• _Task directions_
Return each line containing the string "example".
[Material for this task start]
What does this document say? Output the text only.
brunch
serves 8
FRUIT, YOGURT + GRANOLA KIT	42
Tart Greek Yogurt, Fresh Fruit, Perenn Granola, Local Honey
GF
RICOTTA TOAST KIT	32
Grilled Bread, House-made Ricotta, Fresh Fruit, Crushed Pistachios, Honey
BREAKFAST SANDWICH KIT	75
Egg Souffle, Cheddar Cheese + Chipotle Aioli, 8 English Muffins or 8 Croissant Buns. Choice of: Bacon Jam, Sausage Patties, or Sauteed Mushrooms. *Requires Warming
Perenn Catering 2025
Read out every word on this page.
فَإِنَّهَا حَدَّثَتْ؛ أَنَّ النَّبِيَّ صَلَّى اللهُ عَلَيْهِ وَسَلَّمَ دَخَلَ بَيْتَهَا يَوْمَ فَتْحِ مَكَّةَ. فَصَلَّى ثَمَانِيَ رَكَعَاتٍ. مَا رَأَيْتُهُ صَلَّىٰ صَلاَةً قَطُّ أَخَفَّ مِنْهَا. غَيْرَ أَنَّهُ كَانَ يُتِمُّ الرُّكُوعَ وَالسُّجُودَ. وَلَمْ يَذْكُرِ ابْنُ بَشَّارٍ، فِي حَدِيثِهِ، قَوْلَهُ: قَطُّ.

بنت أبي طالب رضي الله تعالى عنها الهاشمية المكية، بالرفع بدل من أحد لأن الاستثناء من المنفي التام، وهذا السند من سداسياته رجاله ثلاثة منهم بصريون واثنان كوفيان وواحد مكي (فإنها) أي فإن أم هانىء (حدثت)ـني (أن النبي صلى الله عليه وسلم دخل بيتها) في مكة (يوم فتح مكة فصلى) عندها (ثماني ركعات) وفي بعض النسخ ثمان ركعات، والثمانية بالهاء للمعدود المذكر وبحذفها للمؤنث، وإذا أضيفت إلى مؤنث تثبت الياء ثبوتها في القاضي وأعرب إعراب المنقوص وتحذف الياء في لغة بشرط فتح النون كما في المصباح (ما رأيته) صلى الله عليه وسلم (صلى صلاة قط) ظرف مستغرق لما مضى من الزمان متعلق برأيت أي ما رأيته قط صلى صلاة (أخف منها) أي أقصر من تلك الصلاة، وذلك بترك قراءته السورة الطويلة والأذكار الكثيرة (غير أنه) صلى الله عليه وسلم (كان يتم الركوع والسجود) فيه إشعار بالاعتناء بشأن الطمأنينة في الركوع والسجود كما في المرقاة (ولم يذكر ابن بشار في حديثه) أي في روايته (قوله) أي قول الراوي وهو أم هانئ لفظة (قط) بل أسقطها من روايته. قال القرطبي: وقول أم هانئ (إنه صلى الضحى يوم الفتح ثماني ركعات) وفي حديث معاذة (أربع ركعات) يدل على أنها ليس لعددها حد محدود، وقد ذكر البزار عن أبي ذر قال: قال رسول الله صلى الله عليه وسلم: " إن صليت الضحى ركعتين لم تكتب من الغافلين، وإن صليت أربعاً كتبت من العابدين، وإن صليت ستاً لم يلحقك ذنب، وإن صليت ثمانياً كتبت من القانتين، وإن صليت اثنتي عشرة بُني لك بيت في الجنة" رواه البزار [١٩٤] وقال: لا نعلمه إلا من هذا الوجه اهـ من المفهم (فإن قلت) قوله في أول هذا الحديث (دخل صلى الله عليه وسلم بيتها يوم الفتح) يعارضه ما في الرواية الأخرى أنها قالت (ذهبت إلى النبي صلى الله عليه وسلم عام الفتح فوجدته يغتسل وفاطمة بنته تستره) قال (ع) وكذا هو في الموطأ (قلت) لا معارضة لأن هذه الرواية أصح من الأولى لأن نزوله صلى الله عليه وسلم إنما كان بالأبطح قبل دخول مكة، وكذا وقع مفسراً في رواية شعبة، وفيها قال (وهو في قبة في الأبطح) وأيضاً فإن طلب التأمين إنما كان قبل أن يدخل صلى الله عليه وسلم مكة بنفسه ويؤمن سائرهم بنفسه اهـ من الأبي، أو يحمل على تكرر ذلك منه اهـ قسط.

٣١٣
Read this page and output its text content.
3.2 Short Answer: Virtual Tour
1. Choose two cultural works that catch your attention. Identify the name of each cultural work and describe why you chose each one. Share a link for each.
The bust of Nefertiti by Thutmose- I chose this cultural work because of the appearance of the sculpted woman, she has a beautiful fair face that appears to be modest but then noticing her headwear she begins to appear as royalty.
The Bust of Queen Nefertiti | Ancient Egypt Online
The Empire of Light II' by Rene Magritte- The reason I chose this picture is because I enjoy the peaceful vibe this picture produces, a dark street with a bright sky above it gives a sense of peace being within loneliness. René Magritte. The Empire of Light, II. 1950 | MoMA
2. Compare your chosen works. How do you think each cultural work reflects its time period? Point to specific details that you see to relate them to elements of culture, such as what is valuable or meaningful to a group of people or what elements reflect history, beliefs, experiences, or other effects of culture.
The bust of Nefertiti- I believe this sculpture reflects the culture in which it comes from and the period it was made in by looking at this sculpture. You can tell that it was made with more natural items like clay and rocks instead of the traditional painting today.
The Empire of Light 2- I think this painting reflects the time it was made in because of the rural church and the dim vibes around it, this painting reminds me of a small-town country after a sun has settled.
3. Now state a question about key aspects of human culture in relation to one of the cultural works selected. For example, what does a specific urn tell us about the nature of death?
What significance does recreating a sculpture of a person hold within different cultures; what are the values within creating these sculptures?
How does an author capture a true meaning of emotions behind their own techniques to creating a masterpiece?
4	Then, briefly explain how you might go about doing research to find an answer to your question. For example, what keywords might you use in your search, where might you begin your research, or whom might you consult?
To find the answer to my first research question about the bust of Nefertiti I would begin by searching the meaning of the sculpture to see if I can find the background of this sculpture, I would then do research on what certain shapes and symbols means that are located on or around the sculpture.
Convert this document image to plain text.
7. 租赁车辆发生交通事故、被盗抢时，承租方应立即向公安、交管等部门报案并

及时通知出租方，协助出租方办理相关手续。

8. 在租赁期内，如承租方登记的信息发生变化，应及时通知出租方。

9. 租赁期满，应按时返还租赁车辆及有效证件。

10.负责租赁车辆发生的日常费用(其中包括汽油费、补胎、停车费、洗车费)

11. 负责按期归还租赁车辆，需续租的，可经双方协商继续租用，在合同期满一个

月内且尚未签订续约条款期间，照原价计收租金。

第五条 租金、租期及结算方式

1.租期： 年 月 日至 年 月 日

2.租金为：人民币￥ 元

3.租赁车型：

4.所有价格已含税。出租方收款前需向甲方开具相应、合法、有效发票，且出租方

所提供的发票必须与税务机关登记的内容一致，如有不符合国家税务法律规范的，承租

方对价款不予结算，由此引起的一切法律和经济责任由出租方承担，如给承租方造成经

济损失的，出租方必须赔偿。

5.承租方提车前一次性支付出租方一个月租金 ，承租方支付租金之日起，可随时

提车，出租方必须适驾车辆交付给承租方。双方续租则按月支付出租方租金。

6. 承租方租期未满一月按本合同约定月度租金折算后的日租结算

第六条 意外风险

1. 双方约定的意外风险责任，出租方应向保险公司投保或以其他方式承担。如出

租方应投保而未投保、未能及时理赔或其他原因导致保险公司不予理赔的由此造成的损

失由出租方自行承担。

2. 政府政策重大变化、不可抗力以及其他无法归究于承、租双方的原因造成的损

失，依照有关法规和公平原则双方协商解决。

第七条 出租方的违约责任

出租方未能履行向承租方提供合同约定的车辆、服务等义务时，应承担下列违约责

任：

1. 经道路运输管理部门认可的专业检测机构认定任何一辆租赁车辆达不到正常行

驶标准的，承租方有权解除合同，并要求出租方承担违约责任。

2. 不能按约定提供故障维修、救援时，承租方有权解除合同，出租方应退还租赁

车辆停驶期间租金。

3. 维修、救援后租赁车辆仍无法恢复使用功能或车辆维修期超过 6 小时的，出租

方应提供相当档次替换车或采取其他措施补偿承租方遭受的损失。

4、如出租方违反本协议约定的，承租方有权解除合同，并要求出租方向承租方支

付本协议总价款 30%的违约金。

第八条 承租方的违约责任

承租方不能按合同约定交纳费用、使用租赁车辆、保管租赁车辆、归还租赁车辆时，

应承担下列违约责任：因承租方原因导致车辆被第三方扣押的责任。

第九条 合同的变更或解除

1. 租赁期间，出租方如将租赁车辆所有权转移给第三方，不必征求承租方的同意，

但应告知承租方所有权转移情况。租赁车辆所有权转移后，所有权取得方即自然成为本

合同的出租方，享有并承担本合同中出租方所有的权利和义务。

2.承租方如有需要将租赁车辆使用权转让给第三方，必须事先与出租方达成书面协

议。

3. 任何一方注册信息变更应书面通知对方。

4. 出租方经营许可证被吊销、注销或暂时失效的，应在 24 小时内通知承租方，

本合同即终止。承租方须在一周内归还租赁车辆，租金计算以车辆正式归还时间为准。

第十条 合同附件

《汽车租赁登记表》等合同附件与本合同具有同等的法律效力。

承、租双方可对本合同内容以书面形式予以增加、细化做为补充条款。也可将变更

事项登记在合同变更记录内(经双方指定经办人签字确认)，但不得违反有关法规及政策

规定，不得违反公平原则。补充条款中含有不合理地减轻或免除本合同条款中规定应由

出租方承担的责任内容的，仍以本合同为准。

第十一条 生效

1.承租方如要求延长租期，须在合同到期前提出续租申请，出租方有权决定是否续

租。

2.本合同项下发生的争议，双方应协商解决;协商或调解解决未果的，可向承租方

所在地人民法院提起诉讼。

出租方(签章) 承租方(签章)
[Material for this task end]
• _Answer to the problem_
3. Now state a question about key aspects of human culture in relation to one of the cultural works selected. For example, what does a specific urn tell us about the nature of death?
4	Then, briefly explain how you might go about doing research to find an answer to your question. For example, what keywords might you use in your search, where might you begin your research, or whom might you consult?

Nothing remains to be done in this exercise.